_What needs to be done_
Reproduce the listing below without any change.

┌─ The data

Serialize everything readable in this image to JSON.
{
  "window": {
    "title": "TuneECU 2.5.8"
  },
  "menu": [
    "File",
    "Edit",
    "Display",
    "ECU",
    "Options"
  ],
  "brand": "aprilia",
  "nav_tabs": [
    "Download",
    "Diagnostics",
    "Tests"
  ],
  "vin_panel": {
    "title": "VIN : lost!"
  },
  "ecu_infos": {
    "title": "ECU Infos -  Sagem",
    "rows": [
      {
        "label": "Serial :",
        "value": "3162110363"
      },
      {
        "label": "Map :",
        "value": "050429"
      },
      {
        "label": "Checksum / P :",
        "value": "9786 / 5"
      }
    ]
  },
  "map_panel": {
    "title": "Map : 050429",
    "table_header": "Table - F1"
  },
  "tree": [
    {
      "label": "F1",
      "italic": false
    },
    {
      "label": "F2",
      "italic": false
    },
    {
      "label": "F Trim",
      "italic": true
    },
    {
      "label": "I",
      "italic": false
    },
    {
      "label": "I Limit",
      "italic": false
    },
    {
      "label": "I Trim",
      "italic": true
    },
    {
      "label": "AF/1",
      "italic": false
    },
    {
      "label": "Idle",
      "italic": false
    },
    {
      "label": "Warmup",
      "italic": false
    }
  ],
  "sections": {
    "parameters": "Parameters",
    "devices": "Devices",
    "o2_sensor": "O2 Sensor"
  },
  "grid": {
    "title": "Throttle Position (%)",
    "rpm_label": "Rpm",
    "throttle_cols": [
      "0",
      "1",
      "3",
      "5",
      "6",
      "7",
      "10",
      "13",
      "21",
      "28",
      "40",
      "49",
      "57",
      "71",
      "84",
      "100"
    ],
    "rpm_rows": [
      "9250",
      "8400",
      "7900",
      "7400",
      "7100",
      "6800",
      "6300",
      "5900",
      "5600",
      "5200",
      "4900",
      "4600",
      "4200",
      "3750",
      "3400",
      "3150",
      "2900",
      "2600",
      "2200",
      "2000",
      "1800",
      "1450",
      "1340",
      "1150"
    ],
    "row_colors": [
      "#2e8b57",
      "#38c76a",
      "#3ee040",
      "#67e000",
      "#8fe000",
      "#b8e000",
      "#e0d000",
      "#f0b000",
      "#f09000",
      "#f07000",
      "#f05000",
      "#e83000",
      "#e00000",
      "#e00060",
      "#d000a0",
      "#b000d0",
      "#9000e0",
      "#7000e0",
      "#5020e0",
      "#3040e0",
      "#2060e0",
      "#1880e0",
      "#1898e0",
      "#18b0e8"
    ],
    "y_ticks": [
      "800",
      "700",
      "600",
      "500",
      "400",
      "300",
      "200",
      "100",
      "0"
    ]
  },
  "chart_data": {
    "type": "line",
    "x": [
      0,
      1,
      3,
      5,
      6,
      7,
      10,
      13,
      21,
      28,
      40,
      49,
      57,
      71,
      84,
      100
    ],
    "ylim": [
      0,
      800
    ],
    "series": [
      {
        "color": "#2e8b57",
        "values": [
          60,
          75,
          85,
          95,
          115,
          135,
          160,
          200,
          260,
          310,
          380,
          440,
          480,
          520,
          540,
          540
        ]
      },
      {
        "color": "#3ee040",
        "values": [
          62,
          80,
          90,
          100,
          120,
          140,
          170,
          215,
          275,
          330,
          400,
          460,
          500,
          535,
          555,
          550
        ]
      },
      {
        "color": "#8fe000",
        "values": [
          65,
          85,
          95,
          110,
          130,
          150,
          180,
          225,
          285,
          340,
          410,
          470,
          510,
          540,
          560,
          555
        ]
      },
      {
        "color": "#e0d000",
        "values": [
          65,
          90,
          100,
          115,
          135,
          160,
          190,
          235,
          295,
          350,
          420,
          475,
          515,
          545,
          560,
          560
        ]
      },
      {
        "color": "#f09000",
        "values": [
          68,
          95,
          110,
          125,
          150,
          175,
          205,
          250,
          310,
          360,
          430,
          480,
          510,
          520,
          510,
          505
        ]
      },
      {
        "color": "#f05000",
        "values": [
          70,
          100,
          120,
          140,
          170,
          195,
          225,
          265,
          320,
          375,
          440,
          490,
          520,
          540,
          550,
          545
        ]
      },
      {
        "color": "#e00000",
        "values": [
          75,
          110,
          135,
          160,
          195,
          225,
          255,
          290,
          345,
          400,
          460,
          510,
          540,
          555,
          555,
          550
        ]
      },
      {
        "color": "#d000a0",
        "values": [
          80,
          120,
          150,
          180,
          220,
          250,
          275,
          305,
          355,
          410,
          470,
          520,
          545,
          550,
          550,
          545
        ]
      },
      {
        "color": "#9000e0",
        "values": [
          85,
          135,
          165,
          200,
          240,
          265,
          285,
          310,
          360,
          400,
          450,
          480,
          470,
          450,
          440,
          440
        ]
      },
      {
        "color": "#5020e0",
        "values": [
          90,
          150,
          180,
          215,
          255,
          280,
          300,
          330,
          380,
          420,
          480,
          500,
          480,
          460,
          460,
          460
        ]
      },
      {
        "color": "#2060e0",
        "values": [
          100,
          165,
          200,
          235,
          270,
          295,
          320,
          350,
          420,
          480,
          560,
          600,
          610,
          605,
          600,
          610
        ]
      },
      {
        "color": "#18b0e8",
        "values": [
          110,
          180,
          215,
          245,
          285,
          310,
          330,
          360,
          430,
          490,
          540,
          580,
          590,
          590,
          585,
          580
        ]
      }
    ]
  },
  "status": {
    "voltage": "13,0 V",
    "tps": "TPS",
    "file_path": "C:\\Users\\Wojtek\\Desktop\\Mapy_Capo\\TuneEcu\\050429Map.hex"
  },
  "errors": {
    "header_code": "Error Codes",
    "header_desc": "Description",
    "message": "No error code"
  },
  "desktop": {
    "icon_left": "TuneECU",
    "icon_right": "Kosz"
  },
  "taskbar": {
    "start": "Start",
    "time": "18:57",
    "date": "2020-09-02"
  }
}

└─

_Response to the exercise_
Serialize everything readable in this image to JSON.
{
  "window": {
    "title": "TuneECU 2.5.8"
  },
  "menu": [
    "File",
    "Edit",
    "Display",
    "ECU",
    "Options"
  ],
  "brand": "aprilia",
  "nav_tabs": [
    "Download",
    "Diagnostics",
    "Tests"
  ],
  "vin_panel": {
    "title": "VIN : lost!"
  },
  "ecu_infos": {
    "title": "ECU Infos -  Sagem",
    "rows": [
      {
        "label": "Serial :",
        "value": "3162110363"
      },
      {
        "label": "Map :",
        "value": "050429"
      },
      {
        "label": "Checksum / P :",
        "value": "9786 / 5"
      }
    ]
  },
  "map_panel": {
    "title": "Map : 050429",
    "table_header": "Table - F1"
  },
  "tree": [
    {
      "label": "F1",
      "italic": false
    },
    {
      "label": "F2",
      "italic": false
    },
    {
      "label": "F Trim",
      "italic": true
    },
    {
      "label": "I",
      "italic": false
    },
    {
      "label": "I Limit",
      "italic": false
    },
    {
      "label": "I Trim",
      "italic": true
    },
    {
      "label": "AF/1",
      "italic": false
    },
    {
      "label": "Idle",
      "italic": false
    },
    {
      "label": "Warmup",
      "italic": false
    }
  ],
  "sections": {
    "parameters": "Parameters",
    "devices": "Devices",
    "o2_sensor": "O2 Sensor"
  },
  "grid": {
    "title": "Throttle Position (%)",
    "rpm_label": "Rpm",
    "throttle_cols": [
      "0",
      "1",
      "3",
      "5",
      "6",
      "7",
      "10",
      "13",
      "21",
      "28",
      "40",
      "49",
      "57",
      "71",
      "84",
      "100"
    ],
    "rpm_rows": [
      "9250",
      "8400",
      "7900",
      "7400",
      "7100",
      "6800",
      "6300",
      "5900",
      "5600",
      "5200",
      "4900",
      "4600",
      "4200",
      "3750",
      "3400",
      "3150",
      "2900",
      "2600",
      "2200",
      "2000",
      "1800",
      "1450",
      "1340",
      "1150"
    ],
    "row_colors": [
      "#2e8b57",
      "#38c76a",
      "#3ee040",
      "#67e000",
      "#8fe000",
      "#b8e000",
      "#e0d000",
      "#f0b000",
      "#f09000",
      "#f07000",
      "#f05000",
      "#e83000",
      "#e00000",
      "#e00060",
      "#d000a0",
      "#b000d0",
      "#9000e0",
      "#7000e0",
      "#5020e0",
      "#3040e0",
      "#2060e0",
      "#1880e0",
      "#1898e0",
      "#18b0e8"
    ],
    "y_ticks": [
      "800",
      "700",
      "600",
      "500",
      "400",
      "300",
      "200",
      "100",
      "0"
    ]
  },
  "chart_data": {
    "type": "line",
    "x": [
      0,
      1,
      3,
      5,
      6,
      7,
      10,
      13,
      21,
      28,
      40,
      49,
      57,
      71,
      84,
      100
    ],
    "ylim": [
      0,
      800
    ],
    "series": [
      {
        "color": "#2e8b57",
        "values": [
          60,
          75,
          85,
          95,
          115,
          135,
          160,
          200,
          260,
          310,
          380,
          440,
          480,
          520,
          540,
          540
        ]
      },
      {
        "color": "#3ee040",
        "values": [
          62,
          80,
          90,
          100,
          120,
          140,
          170,
          215,
          275,
          330,
          400,
          460,
          500,
          535,
          555,
          550
        ]
      },
      {
        "color": "#8fe000",
        "values": [
          65,
          85,
          95,
          110,
          130,
          150,
          180,
          225,
          285,
          340,
          410,
          470,
          510,
          540,
          560,
          555
        ]
      },
      {
        "color": "#e0d000",
        "values": [
          65,
          90,
          100,
          115,
          135,
          160,
          190,
          235,
          295,
          350,
          420,
          475,
          515,
          545,
          560,
          560
        ]
      },
      {
        "color": "#f09000",
        "values": [
          68,
          95,
          110,
          125,
          150,
          175,
          205,
          250,
          310,
          360,
          430,
          480,
          510,
          520,
          510,
          505
        ]
      },
      {
        "color": "#f05000",
        "values": [
          70,
          100,
          120,
          140,
          170,
          195,
          225,
          265,
          320,
          375,
          440,
          490,
          520,
          540,
          550,
          545
        ]
      },
      {
        "color": "#e00000",
        "values": [
          75,
          110,
          135,
          160,
          195,
          225,
          255,
          290,
          345,
          400,
          460,
          510,
          540,
          555,
          555,
          550
        ]
      },
      {
        "color": "#d000a0",
        "values": [
          80,
          120,
          150,
          180,
          220,
          250,
          275,
          305,
          355,
          410,
          470,
          520,
          545,
          550,
          550,
          545
        ]
      },
      {
        "color": "#9000e0",
        "values": [
          85,
          135,
          165,
          200,
          240,
          265,
          285,
          310,
          360,
          400,
          450,
          480,
          470,
          450,
          440,
          440
        ]
      },
      {
        "color": "#5020e0",
        "values": [
          90,
          150,
          180,
          215,
          255,
          280,
          300,
          330,
          380,
          420,
          480,
          500,
          480,
          460,
          460,
          460
        ]
      },
      {
        "color": "#2060e0",
        "values": [
          100,
          165,
          200,
          235,
          270,
          295,
          320,
          350,
          420,
          480,
          560,
          600,
          610,
          605,
          600,
          610
        ]
      },
      {
        "color": "#18b0e8",
        "values": [
          110,
          180,
          215,
          245,
          285,
          310,
          330,
          360,
          430,
          490,
          540,
          580,
          590,
          590,
          585,
          580
        ]
      }
    ]
  },
  "status": {
    "voltage": "13,0 V",
    "tps": "TPS",
    "file_path": "C:\\Users\\Wojtek\\Desktop\\Mapy_Capo\\TuneEcu\\050429Map.hex"
  },
  "errors": {
    "header_code": "Error Codes",
    "header_desc": "Description",
    "message": "No error code"
  },
  "desktop": {
    "icon_left": "TuneECU",
    "icon_right": "Kosz"
  },
  "taskbar": {
    "start": "Start",
    "time": "18:57",
    "date": "2020-09-02"
  }
}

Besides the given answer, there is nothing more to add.